### DATA EXCERPTS ###
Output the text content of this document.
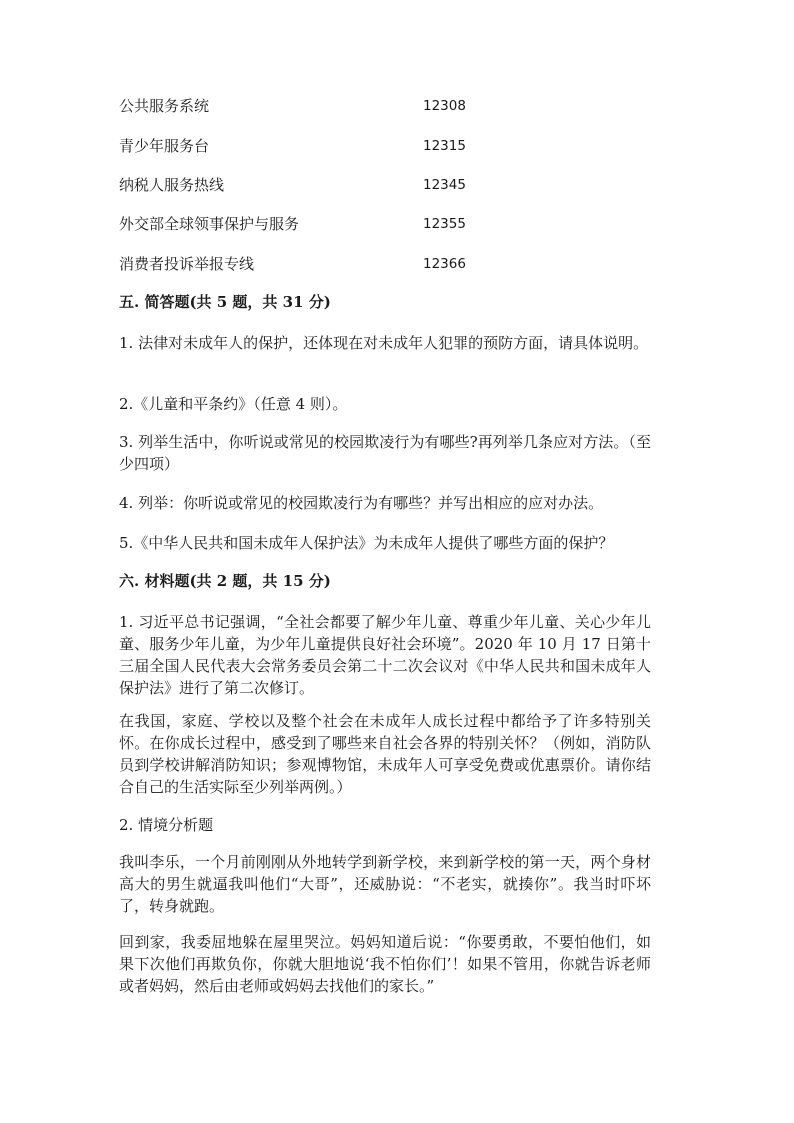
公共服务系统	12308
青少年服务台	12315
纳税人服务热线	12345
外交部全球领事保护与服务	12355
消费者投诉举报专线	12366
五. 简答题(共 5 题，共 31 分)
1. 法律对未成年人的保护，还体现在对未成年人犯罪的预防方面，请具体说明。
2.《儿童和平条约》（任意 4 则）。
3. 列举生活中，你听说或常见的校园欺凌行为有哪些?再列举几条应对方法。（至少四项）
4. 列举：你听说或常见的校园欺凌行为有哪些？并写出相应的应对办法。
5.《中华人民共和国未成年人保护法》为未成年人提供了哪些方面的保护？
六. 材料题(共 2 题，共 15 分)
1. 习近平总书记强调，“全社会都要了解少年儿童、尊重少年儿童、关心少年儿童、服务少年儿童，为少年儿童提供良好社会环境”。2020 年 10 月 17 日第十三届全国人民代表大会常务委员会第二十二次会议对《中华人民共和国未成年人保护法》进行了第二次修订。
在我国，家庭、学校以及整个社会在未成年人成长过程中都给予了许多特别关怀。在你成长过程中，感受到了哪些来自社会各界的特别关怀？（例如，消防队员到学校讲解消防知识；参观博物馆，未成年人可享受免费或优惠票价。请你结合自己的生活实际至少列举两例。）
2. 情境分析题
我叫李乐，一个月前刚刚从外地转学到新学校，来到新学校的第一天，两个身材高大的男生就逼我叫他们“大哥”，还威胁说：“不老实，就揍你”。我当时吓坏了，转身就跑。
回到家，我委屈地躲在屋里哭泣。妈妈知道后说：“你要勇敢，不要怕他们，如果下次他们再欺负你，你就大胆地说‘我不怕你们’！如果不管用，你就告诉老师或者妈妈，然后由老师或妈妈去找他们的家长。”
###
#### WORK TO COMPLETE:
Copy every line of the records above that contains "你听说或常见的校园欺凌行为有哪些".

#### COMPLETE ANSWER:
3. 列举生活中，你听说或常见的校园欺凌行为有哪些?再列举几条应对方法。（至少四项）
4. 列举：你听说或常见的校园欺凌行为有哪些？并写出相应的应对办法。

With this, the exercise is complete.